Stored entries
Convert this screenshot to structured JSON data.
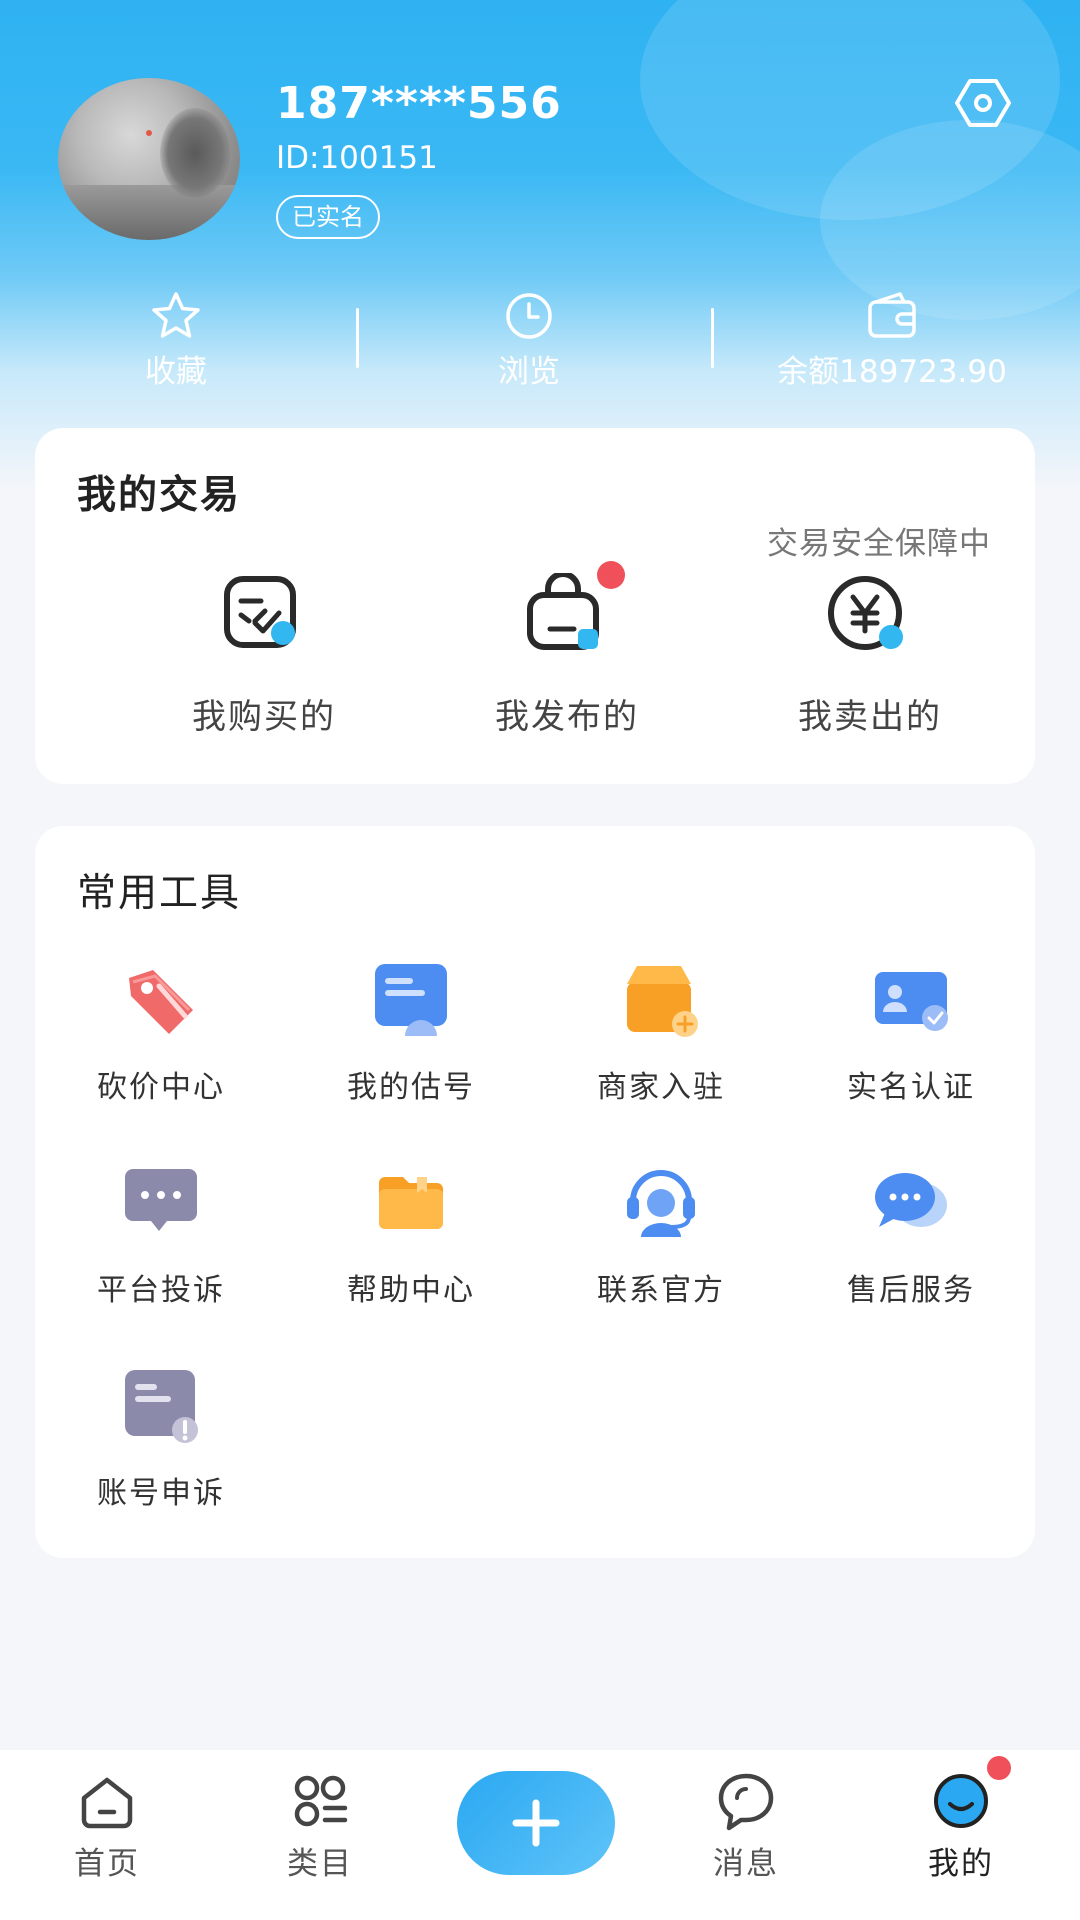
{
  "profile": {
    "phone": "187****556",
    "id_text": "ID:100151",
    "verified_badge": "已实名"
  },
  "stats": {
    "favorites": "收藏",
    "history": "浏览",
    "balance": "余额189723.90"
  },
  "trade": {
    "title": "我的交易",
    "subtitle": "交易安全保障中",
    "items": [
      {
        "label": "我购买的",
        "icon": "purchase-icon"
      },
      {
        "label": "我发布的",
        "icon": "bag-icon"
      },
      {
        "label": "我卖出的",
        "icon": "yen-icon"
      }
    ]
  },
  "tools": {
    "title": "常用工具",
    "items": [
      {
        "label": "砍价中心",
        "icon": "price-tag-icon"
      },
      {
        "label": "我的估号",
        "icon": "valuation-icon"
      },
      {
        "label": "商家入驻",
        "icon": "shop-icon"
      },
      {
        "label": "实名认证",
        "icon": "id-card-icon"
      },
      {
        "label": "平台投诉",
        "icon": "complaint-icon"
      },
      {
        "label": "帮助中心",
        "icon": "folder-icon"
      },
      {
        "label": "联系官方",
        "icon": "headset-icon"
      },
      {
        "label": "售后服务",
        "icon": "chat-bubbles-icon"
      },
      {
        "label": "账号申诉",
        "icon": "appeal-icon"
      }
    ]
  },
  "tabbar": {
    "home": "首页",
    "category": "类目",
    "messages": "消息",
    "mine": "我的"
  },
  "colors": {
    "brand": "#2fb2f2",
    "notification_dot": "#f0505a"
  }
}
---
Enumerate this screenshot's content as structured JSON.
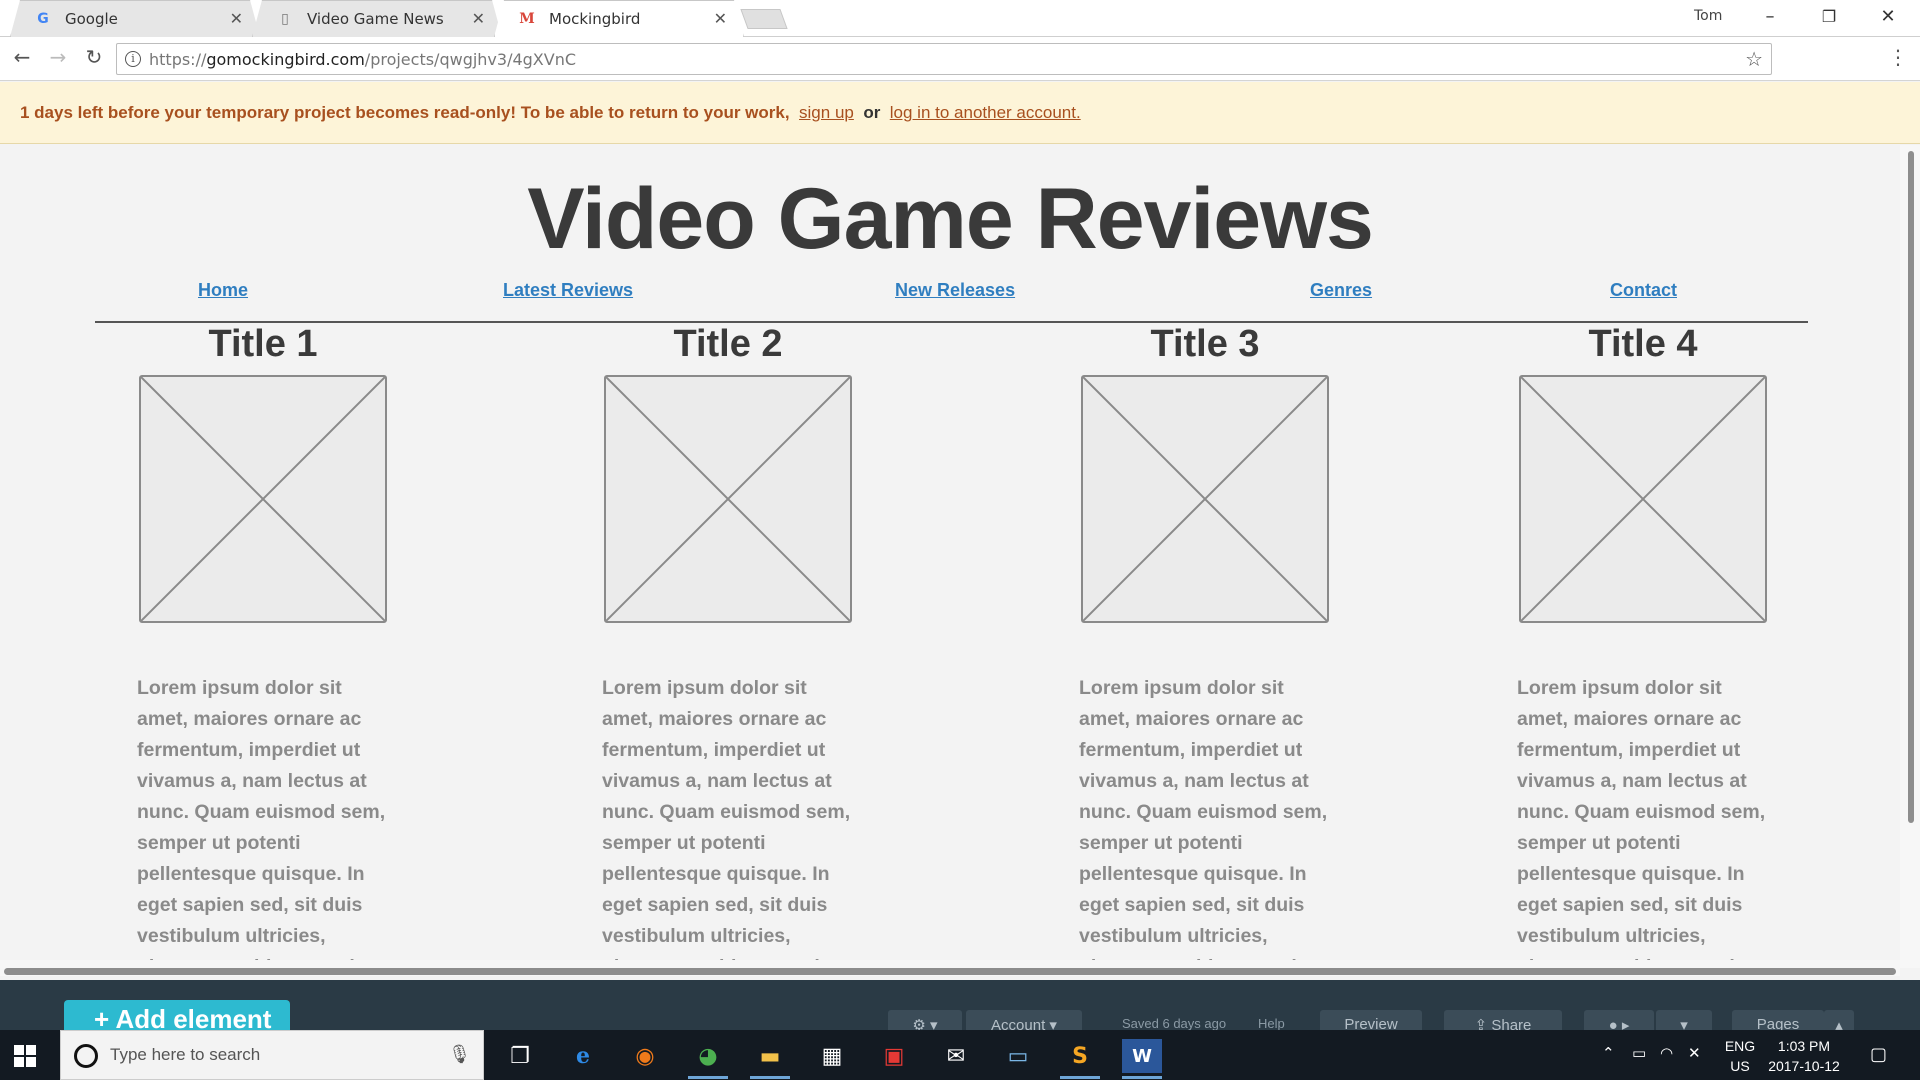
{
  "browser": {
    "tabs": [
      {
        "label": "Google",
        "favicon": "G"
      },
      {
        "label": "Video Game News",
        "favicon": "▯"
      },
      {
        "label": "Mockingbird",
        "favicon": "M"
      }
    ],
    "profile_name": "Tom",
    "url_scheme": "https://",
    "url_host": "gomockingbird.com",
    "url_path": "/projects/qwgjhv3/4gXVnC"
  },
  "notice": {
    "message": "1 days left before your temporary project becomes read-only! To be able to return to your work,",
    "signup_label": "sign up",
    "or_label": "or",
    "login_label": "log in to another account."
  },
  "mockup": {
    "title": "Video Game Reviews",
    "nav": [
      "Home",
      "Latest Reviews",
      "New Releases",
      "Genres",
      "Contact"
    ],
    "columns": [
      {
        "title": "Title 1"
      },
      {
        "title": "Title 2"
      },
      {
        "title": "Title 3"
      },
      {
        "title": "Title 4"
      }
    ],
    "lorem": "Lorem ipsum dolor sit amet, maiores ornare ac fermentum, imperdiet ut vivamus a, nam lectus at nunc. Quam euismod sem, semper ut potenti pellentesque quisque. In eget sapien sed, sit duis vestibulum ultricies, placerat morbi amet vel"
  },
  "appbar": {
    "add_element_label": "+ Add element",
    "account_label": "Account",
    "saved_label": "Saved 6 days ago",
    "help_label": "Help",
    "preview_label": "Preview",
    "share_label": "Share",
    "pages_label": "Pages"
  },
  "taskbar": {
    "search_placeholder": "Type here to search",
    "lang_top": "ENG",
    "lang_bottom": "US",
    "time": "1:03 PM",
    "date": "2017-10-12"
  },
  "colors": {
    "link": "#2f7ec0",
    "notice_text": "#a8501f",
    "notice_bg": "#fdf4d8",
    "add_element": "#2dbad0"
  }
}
--
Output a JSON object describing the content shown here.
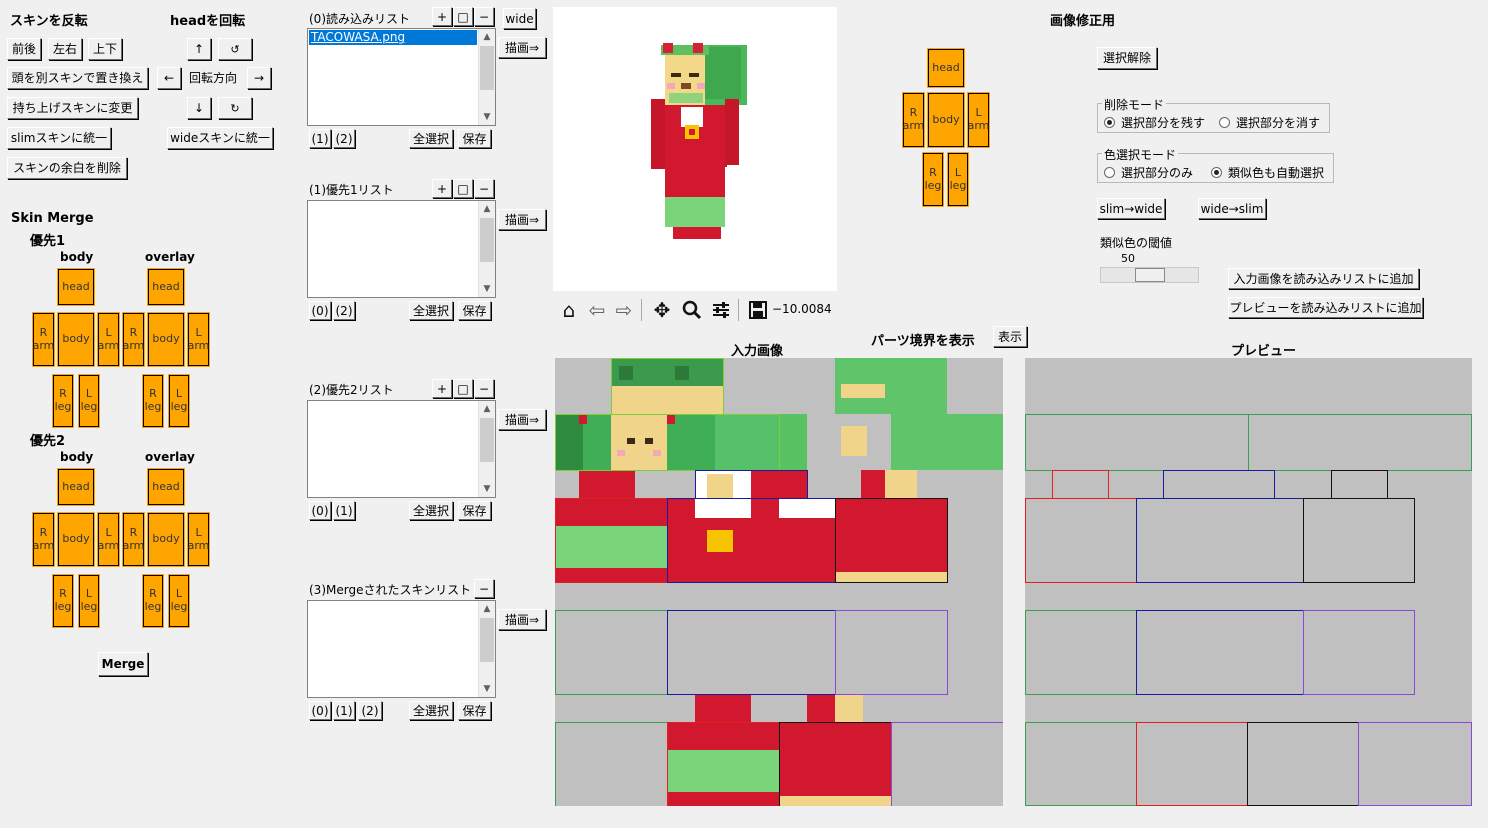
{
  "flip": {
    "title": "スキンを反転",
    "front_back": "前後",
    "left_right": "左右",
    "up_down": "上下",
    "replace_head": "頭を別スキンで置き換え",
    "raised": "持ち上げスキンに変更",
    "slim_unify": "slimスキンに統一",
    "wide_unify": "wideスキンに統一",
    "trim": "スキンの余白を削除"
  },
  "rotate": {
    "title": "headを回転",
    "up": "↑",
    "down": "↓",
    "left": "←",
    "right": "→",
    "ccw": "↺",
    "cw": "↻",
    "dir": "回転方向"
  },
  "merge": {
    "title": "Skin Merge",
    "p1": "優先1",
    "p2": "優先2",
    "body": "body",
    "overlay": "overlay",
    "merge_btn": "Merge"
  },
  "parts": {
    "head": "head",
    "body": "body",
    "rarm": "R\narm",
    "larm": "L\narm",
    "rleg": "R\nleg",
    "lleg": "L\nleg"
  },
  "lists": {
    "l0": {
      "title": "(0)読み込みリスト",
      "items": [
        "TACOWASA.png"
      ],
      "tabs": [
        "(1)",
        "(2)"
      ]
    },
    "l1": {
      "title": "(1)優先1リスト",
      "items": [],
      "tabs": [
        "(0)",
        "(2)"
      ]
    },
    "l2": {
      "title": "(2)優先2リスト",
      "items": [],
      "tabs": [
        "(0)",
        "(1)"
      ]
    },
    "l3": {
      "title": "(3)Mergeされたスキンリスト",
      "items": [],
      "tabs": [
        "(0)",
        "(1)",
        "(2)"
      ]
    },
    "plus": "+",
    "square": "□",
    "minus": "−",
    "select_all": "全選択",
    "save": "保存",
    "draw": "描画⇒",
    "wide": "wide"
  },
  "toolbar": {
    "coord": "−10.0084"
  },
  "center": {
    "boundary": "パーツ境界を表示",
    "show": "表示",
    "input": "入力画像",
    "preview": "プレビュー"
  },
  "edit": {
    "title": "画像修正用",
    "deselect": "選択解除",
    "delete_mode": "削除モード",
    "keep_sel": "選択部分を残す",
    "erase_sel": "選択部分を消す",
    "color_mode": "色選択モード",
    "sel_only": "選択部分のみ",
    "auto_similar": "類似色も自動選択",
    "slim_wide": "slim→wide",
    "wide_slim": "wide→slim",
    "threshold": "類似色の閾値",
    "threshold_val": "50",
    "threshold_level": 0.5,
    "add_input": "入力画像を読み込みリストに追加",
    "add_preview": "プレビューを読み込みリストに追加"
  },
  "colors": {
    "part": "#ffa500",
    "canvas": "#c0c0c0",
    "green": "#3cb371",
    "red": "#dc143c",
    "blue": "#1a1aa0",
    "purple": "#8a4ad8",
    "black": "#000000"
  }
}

● Task brief
From the entries above, list each line with "structured" in it.

● Completed exercise
Convert this screenshot to structured JSON data.
Enumerate this screenshot's content as structured JSON.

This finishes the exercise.